**Problem**.
Count the lines below that contain the word "各级人力资源社会保障部门", and report only that number.

╔══

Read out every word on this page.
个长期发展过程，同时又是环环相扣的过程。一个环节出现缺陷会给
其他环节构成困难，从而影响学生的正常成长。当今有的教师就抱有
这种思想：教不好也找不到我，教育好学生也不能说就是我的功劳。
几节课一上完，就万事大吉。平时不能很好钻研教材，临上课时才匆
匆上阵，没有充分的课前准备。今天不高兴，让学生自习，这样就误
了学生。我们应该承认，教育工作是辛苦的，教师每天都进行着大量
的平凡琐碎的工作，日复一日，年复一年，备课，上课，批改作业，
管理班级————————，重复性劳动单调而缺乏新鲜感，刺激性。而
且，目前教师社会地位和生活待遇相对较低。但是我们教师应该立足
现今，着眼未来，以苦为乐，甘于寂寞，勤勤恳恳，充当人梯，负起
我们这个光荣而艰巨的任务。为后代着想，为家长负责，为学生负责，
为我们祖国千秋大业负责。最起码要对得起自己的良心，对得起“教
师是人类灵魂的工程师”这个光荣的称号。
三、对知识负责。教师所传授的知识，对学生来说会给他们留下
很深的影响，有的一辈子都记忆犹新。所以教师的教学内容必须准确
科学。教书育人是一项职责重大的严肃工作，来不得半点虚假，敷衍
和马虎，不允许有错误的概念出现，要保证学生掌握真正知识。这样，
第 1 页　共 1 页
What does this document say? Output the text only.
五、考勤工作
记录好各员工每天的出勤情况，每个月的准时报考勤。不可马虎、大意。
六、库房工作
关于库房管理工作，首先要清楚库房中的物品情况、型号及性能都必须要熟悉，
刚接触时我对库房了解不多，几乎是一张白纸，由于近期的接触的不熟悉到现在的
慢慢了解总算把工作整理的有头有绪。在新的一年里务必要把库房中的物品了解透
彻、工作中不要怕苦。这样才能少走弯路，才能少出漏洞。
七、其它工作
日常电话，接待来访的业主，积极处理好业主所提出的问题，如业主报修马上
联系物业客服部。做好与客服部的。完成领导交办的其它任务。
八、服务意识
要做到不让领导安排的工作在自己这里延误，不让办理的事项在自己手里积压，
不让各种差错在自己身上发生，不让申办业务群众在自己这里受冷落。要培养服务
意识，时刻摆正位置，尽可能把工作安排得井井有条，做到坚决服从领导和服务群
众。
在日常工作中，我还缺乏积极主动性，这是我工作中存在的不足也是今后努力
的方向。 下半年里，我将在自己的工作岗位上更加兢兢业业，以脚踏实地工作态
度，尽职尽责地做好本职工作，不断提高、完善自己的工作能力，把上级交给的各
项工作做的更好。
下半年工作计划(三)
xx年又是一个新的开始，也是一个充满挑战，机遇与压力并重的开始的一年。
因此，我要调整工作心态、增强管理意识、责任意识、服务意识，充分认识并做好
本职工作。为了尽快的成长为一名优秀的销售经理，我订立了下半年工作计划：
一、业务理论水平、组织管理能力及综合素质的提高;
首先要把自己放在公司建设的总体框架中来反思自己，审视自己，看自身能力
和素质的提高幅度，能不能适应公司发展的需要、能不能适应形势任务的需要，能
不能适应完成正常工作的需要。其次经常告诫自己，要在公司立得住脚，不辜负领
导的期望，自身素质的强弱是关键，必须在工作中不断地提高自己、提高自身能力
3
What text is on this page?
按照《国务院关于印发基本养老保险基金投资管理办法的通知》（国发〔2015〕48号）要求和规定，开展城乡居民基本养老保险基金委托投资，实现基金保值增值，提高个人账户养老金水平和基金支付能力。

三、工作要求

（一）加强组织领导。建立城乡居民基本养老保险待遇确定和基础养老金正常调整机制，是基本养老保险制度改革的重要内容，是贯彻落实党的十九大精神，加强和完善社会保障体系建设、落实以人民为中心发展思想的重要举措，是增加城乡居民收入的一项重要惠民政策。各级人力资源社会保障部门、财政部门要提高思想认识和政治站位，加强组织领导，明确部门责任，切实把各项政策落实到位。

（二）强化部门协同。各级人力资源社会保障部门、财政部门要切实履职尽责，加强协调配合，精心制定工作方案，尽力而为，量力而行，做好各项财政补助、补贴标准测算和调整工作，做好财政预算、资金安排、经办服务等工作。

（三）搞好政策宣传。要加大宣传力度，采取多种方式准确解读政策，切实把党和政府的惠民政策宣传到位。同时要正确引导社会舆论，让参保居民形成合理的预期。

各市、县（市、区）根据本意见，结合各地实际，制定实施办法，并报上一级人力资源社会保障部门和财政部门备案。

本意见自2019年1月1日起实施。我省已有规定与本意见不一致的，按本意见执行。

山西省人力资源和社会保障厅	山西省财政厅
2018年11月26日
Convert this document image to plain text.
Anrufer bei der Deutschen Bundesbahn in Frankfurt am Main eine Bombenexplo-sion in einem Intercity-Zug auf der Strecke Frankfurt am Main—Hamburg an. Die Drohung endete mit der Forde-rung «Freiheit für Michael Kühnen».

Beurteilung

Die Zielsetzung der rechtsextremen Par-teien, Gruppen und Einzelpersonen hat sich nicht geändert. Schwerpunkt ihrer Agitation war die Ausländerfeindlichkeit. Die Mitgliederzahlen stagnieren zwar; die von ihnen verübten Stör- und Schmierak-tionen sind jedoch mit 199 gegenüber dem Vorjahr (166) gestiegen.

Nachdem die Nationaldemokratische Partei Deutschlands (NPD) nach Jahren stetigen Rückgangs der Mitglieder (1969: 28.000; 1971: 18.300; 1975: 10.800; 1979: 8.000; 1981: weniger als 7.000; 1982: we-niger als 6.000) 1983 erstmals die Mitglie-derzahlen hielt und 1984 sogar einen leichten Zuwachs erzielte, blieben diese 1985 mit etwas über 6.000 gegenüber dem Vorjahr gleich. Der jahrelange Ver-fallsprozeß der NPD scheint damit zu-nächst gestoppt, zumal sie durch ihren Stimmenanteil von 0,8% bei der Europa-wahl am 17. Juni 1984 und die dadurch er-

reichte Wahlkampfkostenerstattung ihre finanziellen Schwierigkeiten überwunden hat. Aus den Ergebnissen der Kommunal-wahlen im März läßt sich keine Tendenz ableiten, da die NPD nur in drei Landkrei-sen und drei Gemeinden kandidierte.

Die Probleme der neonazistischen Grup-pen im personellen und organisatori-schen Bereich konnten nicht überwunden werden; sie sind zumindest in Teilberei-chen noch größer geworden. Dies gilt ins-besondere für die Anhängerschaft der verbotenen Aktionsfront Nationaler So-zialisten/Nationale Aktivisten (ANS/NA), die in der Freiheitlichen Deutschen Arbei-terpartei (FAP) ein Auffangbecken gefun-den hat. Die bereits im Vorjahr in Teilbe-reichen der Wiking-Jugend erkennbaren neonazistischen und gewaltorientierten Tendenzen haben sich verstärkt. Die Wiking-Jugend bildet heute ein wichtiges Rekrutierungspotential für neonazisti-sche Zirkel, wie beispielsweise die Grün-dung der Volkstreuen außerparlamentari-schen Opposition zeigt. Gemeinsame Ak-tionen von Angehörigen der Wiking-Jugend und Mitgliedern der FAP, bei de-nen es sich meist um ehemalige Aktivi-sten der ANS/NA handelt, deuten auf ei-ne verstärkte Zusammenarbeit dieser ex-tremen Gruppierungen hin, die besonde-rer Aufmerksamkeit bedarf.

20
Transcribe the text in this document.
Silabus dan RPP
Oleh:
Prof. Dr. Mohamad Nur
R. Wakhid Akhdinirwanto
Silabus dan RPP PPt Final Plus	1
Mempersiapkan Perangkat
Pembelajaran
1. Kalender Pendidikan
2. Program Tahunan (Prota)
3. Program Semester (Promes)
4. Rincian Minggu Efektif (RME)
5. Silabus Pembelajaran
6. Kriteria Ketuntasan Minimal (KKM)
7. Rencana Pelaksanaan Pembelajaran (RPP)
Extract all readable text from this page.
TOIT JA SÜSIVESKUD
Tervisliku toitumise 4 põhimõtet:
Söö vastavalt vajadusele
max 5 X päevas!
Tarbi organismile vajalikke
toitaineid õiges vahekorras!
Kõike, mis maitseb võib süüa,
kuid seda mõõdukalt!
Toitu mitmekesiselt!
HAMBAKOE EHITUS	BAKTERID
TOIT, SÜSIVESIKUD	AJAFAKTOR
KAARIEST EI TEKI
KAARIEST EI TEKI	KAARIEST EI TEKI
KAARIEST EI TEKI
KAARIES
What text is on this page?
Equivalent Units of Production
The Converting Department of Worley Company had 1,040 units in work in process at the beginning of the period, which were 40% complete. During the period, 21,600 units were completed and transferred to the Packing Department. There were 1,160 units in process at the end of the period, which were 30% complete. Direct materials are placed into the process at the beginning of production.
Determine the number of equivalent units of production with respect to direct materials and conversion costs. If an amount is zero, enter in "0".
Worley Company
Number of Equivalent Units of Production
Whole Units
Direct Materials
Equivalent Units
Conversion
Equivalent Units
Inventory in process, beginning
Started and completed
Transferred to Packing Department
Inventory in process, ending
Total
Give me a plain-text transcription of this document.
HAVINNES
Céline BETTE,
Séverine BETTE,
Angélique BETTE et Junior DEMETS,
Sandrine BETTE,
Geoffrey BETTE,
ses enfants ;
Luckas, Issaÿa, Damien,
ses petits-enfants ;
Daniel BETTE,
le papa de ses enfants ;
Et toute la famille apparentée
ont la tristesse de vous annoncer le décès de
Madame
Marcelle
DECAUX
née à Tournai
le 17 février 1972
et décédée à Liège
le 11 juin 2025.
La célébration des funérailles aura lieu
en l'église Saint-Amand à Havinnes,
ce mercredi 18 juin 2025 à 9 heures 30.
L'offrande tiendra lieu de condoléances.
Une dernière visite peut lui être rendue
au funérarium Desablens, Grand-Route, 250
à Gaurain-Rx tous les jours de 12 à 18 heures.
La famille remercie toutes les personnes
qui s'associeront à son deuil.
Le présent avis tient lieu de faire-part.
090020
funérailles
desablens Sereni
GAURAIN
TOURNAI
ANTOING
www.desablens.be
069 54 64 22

╚══

**Result for this exercise**.
2